TASK INPUT:
***

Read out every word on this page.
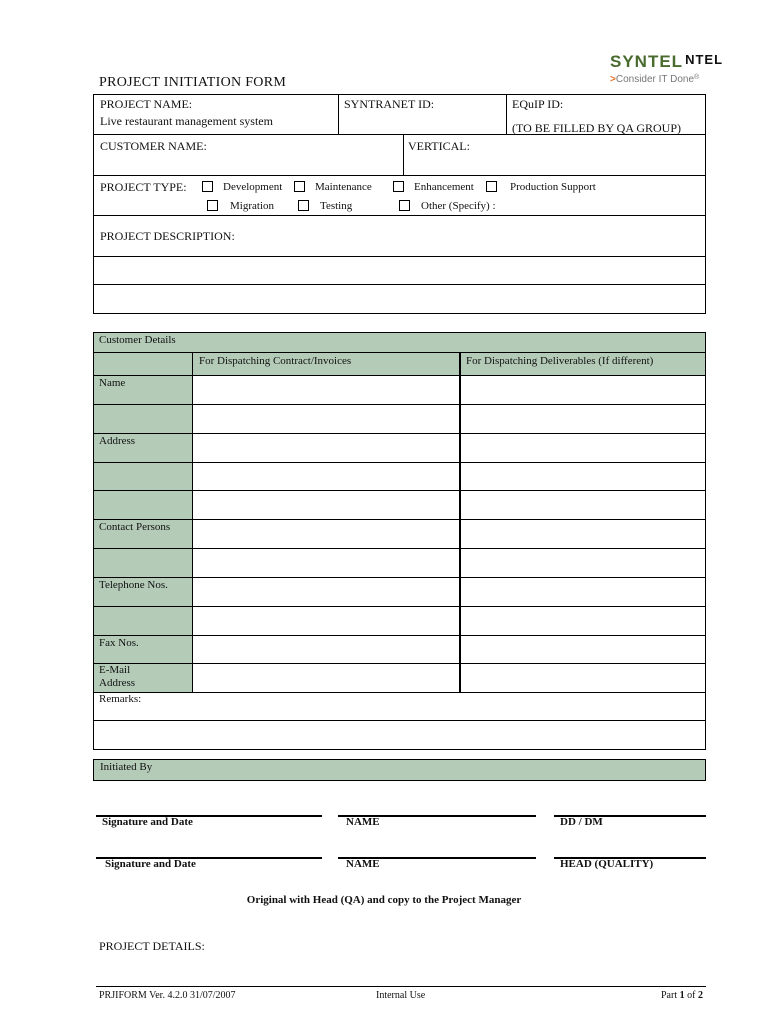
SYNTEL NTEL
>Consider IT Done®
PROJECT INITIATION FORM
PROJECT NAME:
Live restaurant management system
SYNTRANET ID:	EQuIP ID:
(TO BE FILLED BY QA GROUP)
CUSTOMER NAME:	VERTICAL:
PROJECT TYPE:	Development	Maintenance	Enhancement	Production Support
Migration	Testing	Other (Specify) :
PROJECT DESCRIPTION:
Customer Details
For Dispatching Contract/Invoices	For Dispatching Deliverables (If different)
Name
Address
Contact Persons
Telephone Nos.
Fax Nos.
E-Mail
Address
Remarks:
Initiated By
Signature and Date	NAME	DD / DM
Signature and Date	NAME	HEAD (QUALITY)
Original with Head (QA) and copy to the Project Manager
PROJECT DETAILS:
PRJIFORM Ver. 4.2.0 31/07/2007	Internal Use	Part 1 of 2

***

YOUR OBJECTIVE: Omit every image. Quote each record exactly.

FINISHED EXERCISE:
Read out every word on this page.
SYNTEL NTEL
>Consider IT Done®
PROJECT INITIATION FORM
PROJECT NAME:
Live restaurant management system
SYNTRANET ID:	EQuIP ID:
(TO BE FILLED BY QA GROUP)
CUSTOMER NAME:	VERTICAL:
PROJECT TYPE:	Development	Maintenance	Enhancement	Production Support
Migration	Testing	Other (Specify) :
PROJECT DESCRIPTION:
Customer Details
For Dispatching Contract/Invoices	For Dispatching Deliverables (If different)
Name
Address
Contact Persons
Telephone Nos.
Fax Nos.
E-Mail
Address
Remarks:
Initiated By
Signature and Date	NAME	DD / DM
Signature and Date	NAME	HEAD (QUALITY)
Original with Head (QA) and copy to the Project Manager
PROJECT DETAILS:
PRJIFORM Ver. 4.2.0 31/07/2007	Internal Use	Part 1 of 2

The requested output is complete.